» Lesetext
Das neue Buch "Unsere Klestils" verspricht Skandalöses und vor allem Schmuddelig-Privates aus dem Leben des First Couple. Und liefert der journalistischen Peepshow genügend Stoff, die "schlimmen Lügen" genüsslich breitzutreten - wie sonst soll man sie denn widerlegen? Ja, sicher, es gäbe wichtigere Themen als die Seitenblicke auf den "Ersatzkaiser der Republik", wie Präsidentenspezialist Manfried Welan den Bundespräsidenten nennt, die Steuerreform etwa, die Wehrmachtsausstellung vielleicht oder auch das Sozialstaat-Volksbegehren - aber alle sind so sachlich-trocken-ernst und viel weniger sexy als der Blick durchs Schlüsselloch.
Bundespräsident Thomas Klestil ist trotzdem "not amused" über die Majestätsbeleidigung und will den Buchautor, der ihn schon einmal durch den Kakao gezogen hat, klagen. Sicher, Schmuddelgeschichten wie die über eine angebliche Abtreibung gehen weit über die Grenze hinaus, an der das Private noch politisch ist. Bloß: Klestil selbst hat die Grenzsteine einst verlagert. Die klebrig-kitschig-heile Familienwelt als Wahlkampfhit, die aufwühlende Trennungsstory, der Streit um den Unterhalt der Exfrau - wer bereitwillig halbintime Interviews gibt, wer Außenpolitik als Rennen mit dem Kanzler und als protokollarisches Damenduell mit der Außenministerin inszeniert, darf sich nicht wundern, wenn auch unerwünschte Details aus dem Privatleben veröffentlicht werden.

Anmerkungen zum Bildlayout
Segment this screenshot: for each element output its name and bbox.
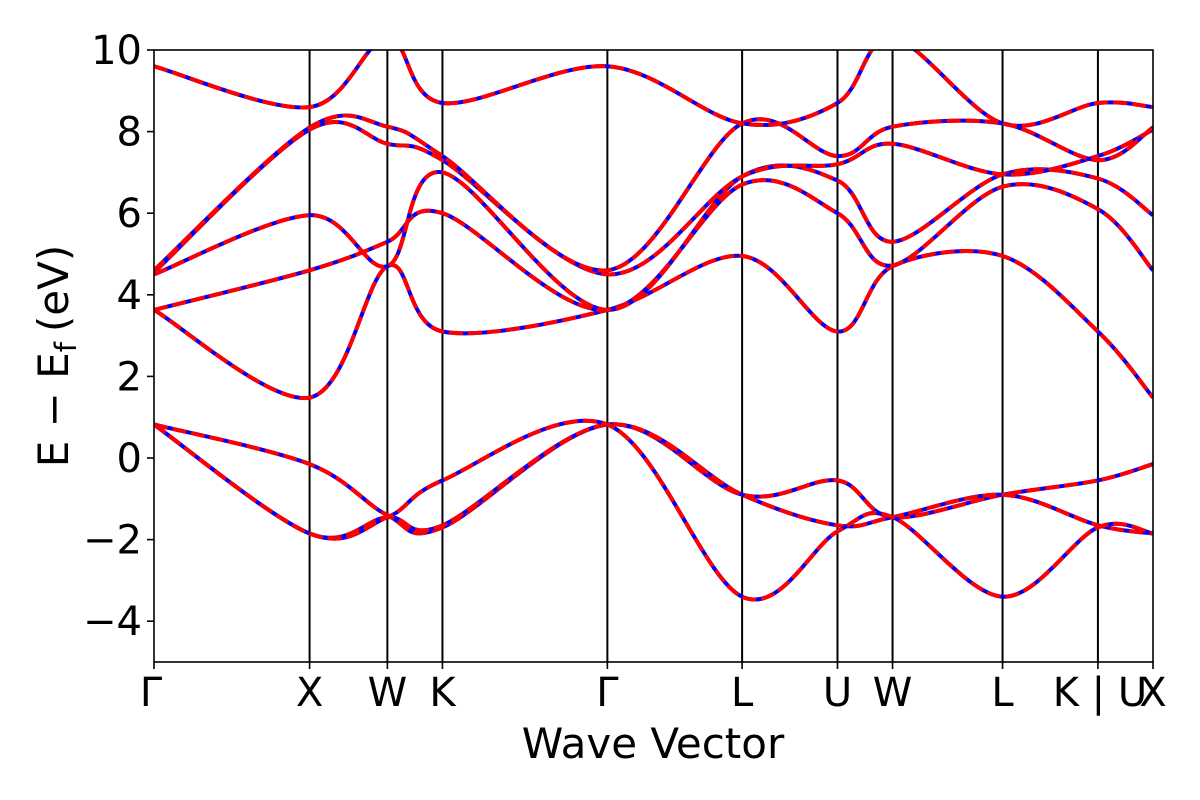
x-tick-label: Γ xyxy=(140,670,163,716)
band-line-dashed-6 xyxy=(154,120,1153,277)
x-tick-label: Γ xyxy=(596,670,619,716)
y-axis-label-sub: f xyxy=(49,341,83,352)
y-axis-label: E − Ef (eV) xyxy=(29,245,83,468)
x-tick-label: W xyxy=(368,670,408,716)
y-tick-label: 10 xyxy=(91,28,142,74)
x-tick-label: X xyxy=(1139,670,1166,716)
band-line-dashed-1 xyxy=(154,422,1153,540)
band-line-dashed-2 xyxy=(154,418,1153,602)
y-axis-label-main: E − E xyxy=(29,352,78,467)
y-tick-label: 6 xyxy=(117,191,142,237)
y-axis-ticks: −4 −2 0 2 4 6 8 10 xyxy=(83,28,154,645)
y-axis-label-units: (eV) xyxy=(29,245,78,332)
x-tick-label: K | U xyxy=(1053,670,1147,716)
y-tick-label: 8 xyxy=(117,110,142,156)
y-tick-label: 0 xyxy=(117,436,142,482)
high-symmetry-lines xyxy=(308,50,1099,662)
x-tick-label: L xyxy=(991,670,1014,716)
plot-frame xyxy=(153,49,1154,663)
y-tick-label: −2 xyxy=(83,518,142,564)
band-lines xyxy=(154,50,1153,602)
x-tick-label: U xyxy=(823,670,852,716)
y-tick-label: −4 xyxy=(83,599,142,645)
x-tick-label: X xyxy=(296,670,323,716)
x-tick-label: L xyxy=(731,670,754,716)
band-line-dashed-4 xyxy=(154,178,1153,312)
x-tick-label: K xyxy=(429,670,457,716)
y-tick-label: 4 xyxy=(117,273,142,319)
y-tick-label: 2 xyxy=(117,354,142,400)
x-tick-label: W xyxy=(873,670,913,716)
band-line-dashed-8 xyxy=(154,50,1153,128)
band-line-dashed-3 xyxy=(154,249,1153,400)
x-axis-label: Wave Vector xyxy=(522,719,785,768)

» Aufgabe
Gib den Kommentar zum Buch „Unsere Klestils“ vollständig und wortgetreu wieder.

» Musterlösung
Das neue Buch "Unsere Klestils" verspricht Skandalöses und vor allem Schmuddelig-Privates aus dem Leben des First Couple. Und liefert der journalistischen Peepshow genügend Stoff, die "schlimmen Lügen" genüsslich breitzutreten - wie sonst soll man sie denn widerlegen? Ja, sicher, es gäbe wichtigere Themen als die Seitenblicke auf den "Ersatzkaiser der Republik", wie Präsidentenspezialist Manfried Welan den Bundespräsidenten nennt, die Steuerreform etwa, die Wehrmachtsausstellung vielleicht oder auch das Sozialstaat-Volksbegehren - aber alle sind so sachlich-trocken-ernst und viel weniger sexy als der Blick durchs Schlüsselloch.
Bundespräsident Thomas Klestil ist trotzdem "not amused" über die Majestätsbeleidigung und will den Buchautor, der ihn schon einmal durch den Kakao gezogen hat, klagen. Sicher, Schmuddelgeschichten wie die über eine angebliche Abtreibung gehen weit über die Grenze hinaus, an der das Private noch politisch ist. Bloß: Klestil selbst hat die Grenzsteine einst verlagert. Die klebrig-kitschig-heile Familienwelt als Wahlkampfhit, die aufwühlende Trennungsstory, der Streit um den Unterhalt der Exfrau - wer bereitwillig halbintime Interviews gibt, wer Außenpolitik als Rennen mit dem Kanzler und als protokollarisches Damenduell mit der Außenministerin inszeniert, darf sich nicht wundern, wenn auch unerwünschte Details aus dem Privatleben veröffentlicht werden.